◆ PROVIDED ENTRIES:
★ ★ ★ ★
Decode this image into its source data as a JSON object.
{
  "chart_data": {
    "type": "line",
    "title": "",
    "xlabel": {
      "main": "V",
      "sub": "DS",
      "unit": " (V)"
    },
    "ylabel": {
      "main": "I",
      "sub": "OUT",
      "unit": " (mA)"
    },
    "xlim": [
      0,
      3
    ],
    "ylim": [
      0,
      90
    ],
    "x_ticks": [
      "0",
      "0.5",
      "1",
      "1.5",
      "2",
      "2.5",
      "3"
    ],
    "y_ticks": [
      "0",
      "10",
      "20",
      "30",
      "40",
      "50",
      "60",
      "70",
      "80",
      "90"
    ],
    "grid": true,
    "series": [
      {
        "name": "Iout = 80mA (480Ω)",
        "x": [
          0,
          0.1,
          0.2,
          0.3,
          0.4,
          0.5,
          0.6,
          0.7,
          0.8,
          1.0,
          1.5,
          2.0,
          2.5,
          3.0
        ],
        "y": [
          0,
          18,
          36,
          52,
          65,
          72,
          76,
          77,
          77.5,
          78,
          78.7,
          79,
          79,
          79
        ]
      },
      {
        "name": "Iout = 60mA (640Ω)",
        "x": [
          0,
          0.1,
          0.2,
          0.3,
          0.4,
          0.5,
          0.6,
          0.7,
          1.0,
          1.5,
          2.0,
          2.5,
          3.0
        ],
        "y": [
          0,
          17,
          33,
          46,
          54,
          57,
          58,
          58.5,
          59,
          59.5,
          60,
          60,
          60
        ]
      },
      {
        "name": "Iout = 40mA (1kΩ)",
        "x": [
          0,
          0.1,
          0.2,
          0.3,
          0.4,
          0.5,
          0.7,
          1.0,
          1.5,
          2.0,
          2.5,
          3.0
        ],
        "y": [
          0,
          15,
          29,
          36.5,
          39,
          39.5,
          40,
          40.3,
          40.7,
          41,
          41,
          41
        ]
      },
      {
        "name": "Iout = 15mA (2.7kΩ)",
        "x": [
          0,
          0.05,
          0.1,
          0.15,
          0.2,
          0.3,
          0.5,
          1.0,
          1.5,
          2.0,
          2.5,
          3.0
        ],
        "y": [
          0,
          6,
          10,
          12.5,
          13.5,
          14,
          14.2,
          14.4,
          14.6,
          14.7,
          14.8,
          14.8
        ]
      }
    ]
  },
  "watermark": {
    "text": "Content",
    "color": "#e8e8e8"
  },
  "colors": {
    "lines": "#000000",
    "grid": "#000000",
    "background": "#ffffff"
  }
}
★ ★ ★ ★
◆ GIVEN REQUEST:
Give back the whole listing, word for word.

◆ EXERCISE ANSWER:
Decode this image into its source data as a JSON object.
{
  "chart_data": {
    "type": "line",
    "title": "",
    "xlabel": {
      "main": "V",
      "sub": "DS",
      "unit": " (V)"
    },
    "ylabel": {
      "main": "I",
      "sub": "OUT",
      "unit": " (mA)"
    },
    "xlim": [
      0,
      3
    ],
    "ylim": [
      0,
      90
    ],
    "x_ticks": [
      "0",
      "0.5",
      "1",
      "1.5",
      "2",
      "2.5",
      "3"
    ],
    "y_ticks": [
      "0",
      "10",
      "20",
      "30",
      "40",
      "50",
      "60",
      "70",
      "80",
      "90"
    ],
    "grid": true,
    "series": [
      {
        "name": "Iout = 80mA (480Ω)",
        "x": [
          0,
          0.1,
          0.2,
          0.3,
          0.4,
          0.5,
          0.6,
          0.7,
          0.8,
          1.0,
          1.5,
          2.0,
          2.5,
          3.0
        ],
        "y": [
          0,
          18,
          36,
          52,
          65,
          72,
          76,
          77,
          77.5,
          78,
          78.7,
          79,
          79,
          79
        ]
      },
      {
        "name": "Iout = 60mA (640Ω)",
        "x": [
          0,
          0.1,
          0.2,
          0.3,
          0.4,
          0.5,
          0.6,
          0.7,
          1.0,
          1.5,
          2.0,
          2.5,
          3.0
        ],
        "y": [
          0,
          17,
          33,
          46,
          54,
          57,
          58,
          58.5,
          59,
          59.5,
          60,
          60,
          60
        ]
      },
      {
        "name": "Iout = 40mA (1kΩ)",
        "x": [
          0,
          0.1,
          0.2,
          0.3,
          0.4,
          0.5,
          0.7,
          1.0,
          1.5,
          2.0,
          2.5,
          3.0
        ],
        "y": [
          0,
          15,
          29,
          36.5,
          39,
          39.5,
          40,
          40.3,
          40.7,
          41,
          41,
          41
        ]
      },
      {
        "name": "Iout = 15mA (2.7kΩ)",
        "x": [
          0,
          0.05,
          0.1,
          0.15,
          0.2,
          0.3,
          0.5,
          1.0,
          1.5,
          2.0,
          2.5,
          3.0
        ],
        "y": [
          0,
          6,
          10,
          12.5,
          13.5,
          14,
          14.2,
          14.4,
          14.6,
          14.7,
          14.8,
          14.8
        ]
      }
    ]
  },
  "watermark": {
    "text": "Content",
    "color": "#e8e8e8"
  },
  "colors": {
    "lines": "#000000",
    "grid": "#000000",
    "background": "#ffffff"
  }
}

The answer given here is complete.